* Start *
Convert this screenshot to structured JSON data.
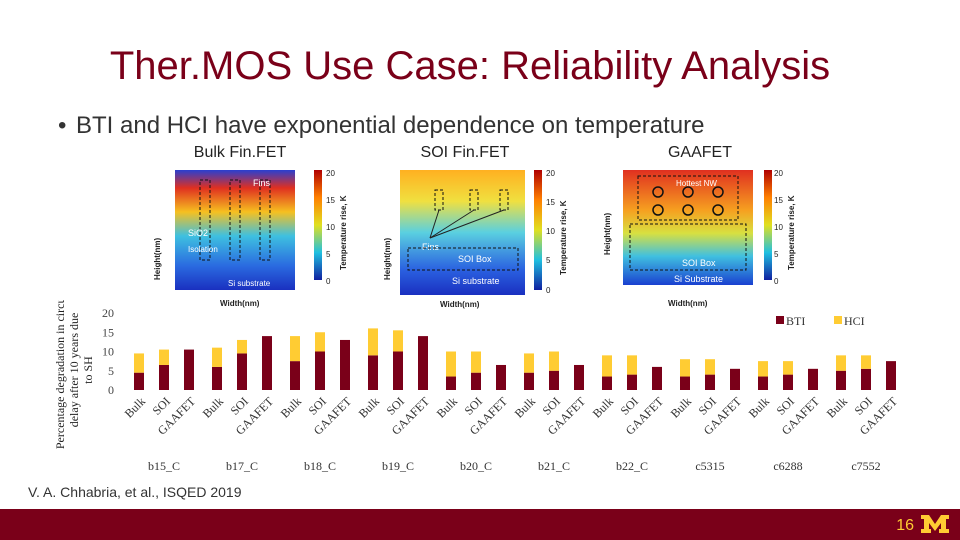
{
  "slide": {
    "title": "Ther.MOS Use Case: Reliability Analysis",
    "bullet": "BTI and HCI have exponential dependence on temperature",
    "citation": "V. A. Chhabria, et al., ISQED 2019",
    "page_number": "16",
    "logo": "university-m-logo"
  },
  "heatmaps": [
    {
      "title": "Bulk Fin.FET",
      "ylabel": "Height(nm)",
      "xlabel": "Width(nm)",
      "colorbar_label": "Temperature rise, K",
      "colorbar_ticks": [
        "20",
        "15",
        "10",
        "5",
        "0"
      ],
      "annotations": [
        "Fins",
        "SiO2",
        "Isolation",
        "Si substrate"
      ]
    },
    {
      "title": "SOI Fin.FET",
      "ylabel": "Height(nm)",
      "xlabel": "Width(nm)",
      "colorbar_label": "Temperature rise, K",
      "colorbar_ticks": [
        "20",
        "15",
        "10",
        "5",
        "0"
      ],
      "annotations": [
        "Fins",
        "SOI Box",
        "Si substrate"
      ]
    },
    {
      "title": "GAAFET",
      "ylabel": "Height(nm)",
      "xlabel": "Width(nm)",
      "colorbar_label": "Temperature rise, K",
      "colorbar_ticks": [
        "20",
        "15",
        "10",
        "5",
        "0"
      ],
      "annotations": [
        "Hottest NW",
        "SOI Box",
        "Si Substrate"
      ]
    }
  ],
  "chart_data": {
    "type": "bar",
    "stacked": true,
    "ylabel": "Percentage degradation in circuit delay after 10 years due to SH",
    "ylim": [
      0,
      20
    ],
    "yticks": [
      0,
      5,
      10,
      15,
      20
    ],
    "legend": [
      "BTI",
      "HCI"
    ],
    "legend_position": "top-right",
    "device_labels": [
      "Bulk",
      "SOI",
      "GAAFET"
    ],
    "groups": [
      "b15_C",
      "b17_C",
      "b18_C",
      "b19_C",
      "b20_C",
      "b21_C",
      "b22_C",
      "c5315",
      "c6288",
      "c7552"
    ],
    "series": [
      {
        "name": "BTI",
        "color": "#7a0019",
        "values": [
          4.5,
          6.5,
          10.5,
          6,
          9.5,
          14,
          7.5,
          10,
          13,
          9,
          10,
          14,
          3.5,
          4.5,
          6.5,
          4.5,
          5,
          6.5,
          3.5,
          4,
          6,
          3.5,
          4,
          5.5,
          3.5,
          4,
          5.5,
          5,
          5.5,
          7.5
        ]
      },
      {
        "name": "HCI",
        "color": "#ffcc33",
        "values": [
          5,
          4,
          0,
          5,
          3.5,
          0,
          6.5,
          5,
          0,
          7,
          5.5,
          0,
          6.5,
          5.5,
          0,
          5,
          5,
          0,
          5.5,
          5,
          0,
          4.5,
          4,
          0,
          4,
          3.5,
          0,
          4,
          3.5,
          0
        ]
      }
    ]
  }
}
* End *
→ Work instructions
Quote the material word for word, dropping any images it holds.

→ Solution to this problem
Convert this screenshot to structured JSON data.
{
  "slide": {
    "title": "Ther.MOS Use Case: Reliability Analysis",
    "bullet": "BTI and HCI have exponential dependence on temperature",
    "citation": "V. A. Chhabria, et al., ISQED 2019",
    "page_number": "16",
    "logo": "university-m-logo"
  },
  "heatmaps": [
    {
      "title": "Bulk Fin.FET",
      "ylabel": "Height(nm)",
      "xlabel": "Width(nm)",
      "colorbar_label": "Temperature rise, K",
      "colorbar_ticks": [
        "20",
        "15",
        "10",
        "5",
        "0"
      ],
      "annotations": [
        "Fins",
        "SiO2",
        "Isolation",
        "Si substrate"
      ]
    },
    {
      "title": "SOI Fin.FET",
      "ylabel": "Height(nm)",
      "xlabel": "Width(nm)",
      "colorbar_label": "Temperature rise, K",
      "colorbar_ticks": [
        "20",
        "15",
        "10",
        "5",
        "0"
      ],
      "annotations": [
        "Fins",
        "SOI Box",
        "Si substrate"
      ]
    },
    {
      "title": "GAAFET",
      "ylabel": "Height(nm)",
      "xlabel": "Width(nm)",
      "colorbar_label": "Temperature rise, K",
      "colorbar_ticks": [
        "20",
        "15",
        "10",
        "5",
        "0"
      ],
      "annotations": [
        "Hottest NW",
        "SOI Box",
        "Si Substrate"
      ]
    }
  ],
  "chart_data": {
    "type": "bar",
    "stacked": true,
    "ylabel": "Percentage degradation in circuit delay after 10 years due to SH",
    "ylim": [
      0,
      20
    ],
    "yticks": [
      0,
      5,
      10,
      15,
      20
    ],
    "legend": [
      "BTI",
      "HCI"
    ],
    "legend_position": "top-right",
    "device_labels": [
      "Bulk",
      "SOI",
      "GAAFET"
    ],
    "groups": [
      "b15_C",
      "b17_C",
      "b18_C",
      "b19_C",
      "b20_C",
      "b21_C",
      "b22_C",
      "c5315",
      "c6288",
      "c7552"
    ],
    "series": [
      {
        "name": "BTI",
        "color": "#7a0019",
        "values": [
          4.5,
          6.5,
          10.5,
          6,
          9.5,
          14,
          7.5,
          10,
          13,
          9,
          10,
          14,
          3.5,
          4.5,
          6.5,
          4.5,
          5,
          6.5,
          3.5,
          4,
          6,
          3.5,
          4,
          5.5,
          3.5,
          4,
          5.5,
          5,
          5.5,
          7.5
        ]
      },
      {
        "name": "HCI",
        "color": "#ffcc33",
        "values": [
          5,
          4,
          0,
          5,
          3.5,
          0,
          6.5,
          5,
          0,
          7,
          5.5,
          0,
          6.5,
          5.5,
          0,
          5,
          5,
          0,
          5.5,
          5,
          0,
          4.5,
          4,
          0,
          4,
          3.5,
          0,
          4,
          3.5,
          0
        ]
      }
    ]
  }
}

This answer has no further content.